— Start Supplied entries —

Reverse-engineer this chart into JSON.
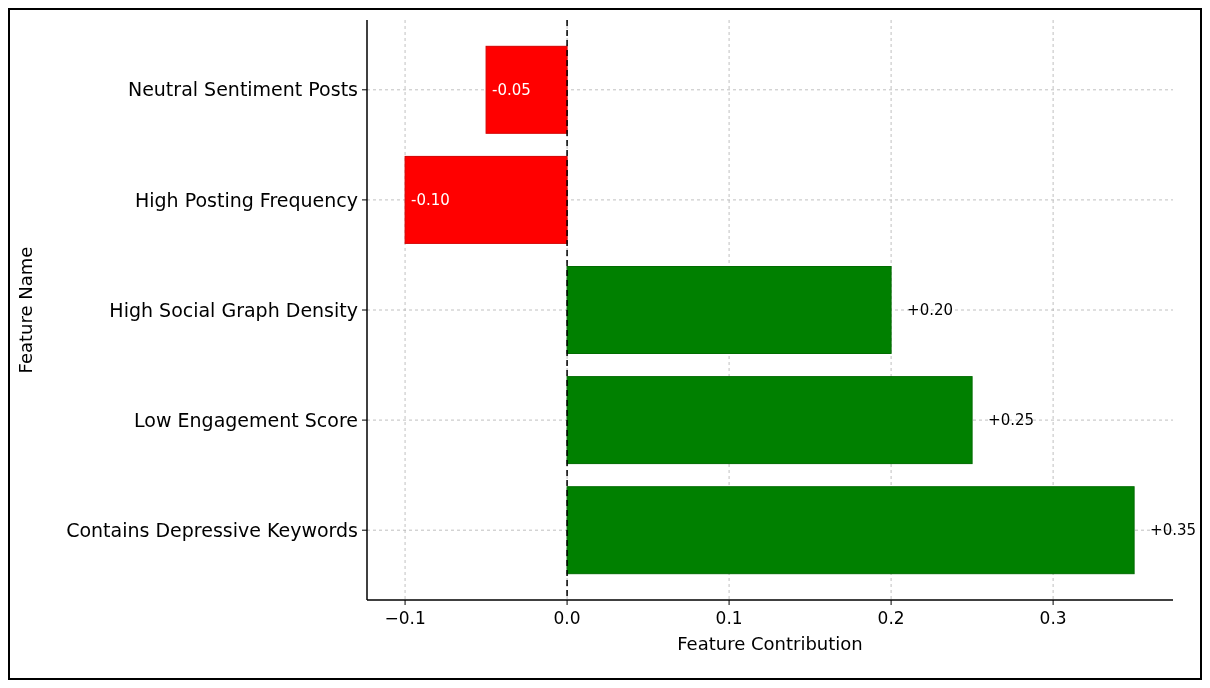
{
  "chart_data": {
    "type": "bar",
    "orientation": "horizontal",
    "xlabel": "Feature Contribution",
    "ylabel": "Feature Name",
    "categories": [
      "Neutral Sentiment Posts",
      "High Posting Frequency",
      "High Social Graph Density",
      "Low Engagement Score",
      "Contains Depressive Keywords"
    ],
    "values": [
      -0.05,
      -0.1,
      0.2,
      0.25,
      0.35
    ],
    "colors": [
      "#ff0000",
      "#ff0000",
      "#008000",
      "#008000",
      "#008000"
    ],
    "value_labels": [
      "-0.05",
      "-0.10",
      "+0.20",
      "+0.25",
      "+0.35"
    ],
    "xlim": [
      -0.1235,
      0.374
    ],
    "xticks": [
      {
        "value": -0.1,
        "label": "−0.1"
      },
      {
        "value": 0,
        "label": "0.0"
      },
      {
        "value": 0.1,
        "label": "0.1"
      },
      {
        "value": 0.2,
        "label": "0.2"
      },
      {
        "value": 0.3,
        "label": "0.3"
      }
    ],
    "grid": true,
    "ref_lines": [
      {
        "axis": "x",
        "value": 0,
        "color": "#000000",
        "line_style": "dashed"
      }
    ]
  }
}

— End Supplied entries —
— Start Supplied entries —

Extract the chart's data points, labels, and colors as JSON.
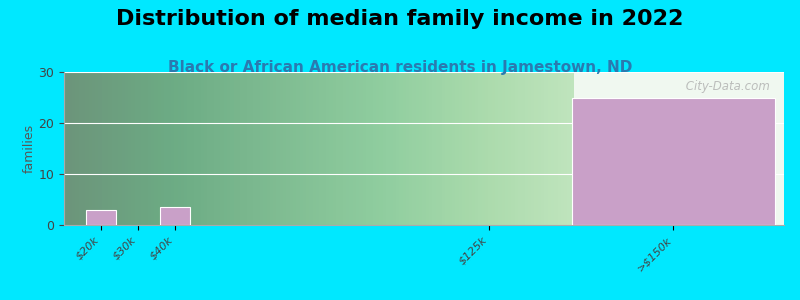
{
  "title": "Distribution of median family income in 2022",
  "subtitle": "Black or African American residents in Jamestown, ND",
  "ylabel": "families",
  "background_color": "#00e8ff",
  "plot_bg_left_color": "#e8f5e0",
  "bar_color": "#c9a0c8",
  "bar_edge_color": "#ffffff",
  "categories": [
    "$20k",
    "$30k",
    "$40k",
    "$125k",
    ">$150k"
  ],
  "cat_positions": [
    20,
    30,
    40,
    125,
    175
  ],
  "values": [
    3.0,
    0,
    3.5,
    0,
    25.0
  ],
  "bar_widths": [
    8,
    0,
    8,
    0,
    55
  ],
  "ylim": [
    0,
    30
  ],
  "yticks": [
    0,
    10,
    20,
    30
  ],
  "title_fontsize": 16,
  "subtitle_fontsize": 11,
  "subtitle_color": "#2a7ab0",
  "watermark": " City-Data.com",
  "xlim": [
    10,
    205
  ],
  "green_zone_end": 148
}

— End Supplied entries —

- [Required work]: Pull every line containing "ylabel" from the data.

- [Answer to this exercise]:
    "ylabel": "Feature Name",
  "ylabel": "families",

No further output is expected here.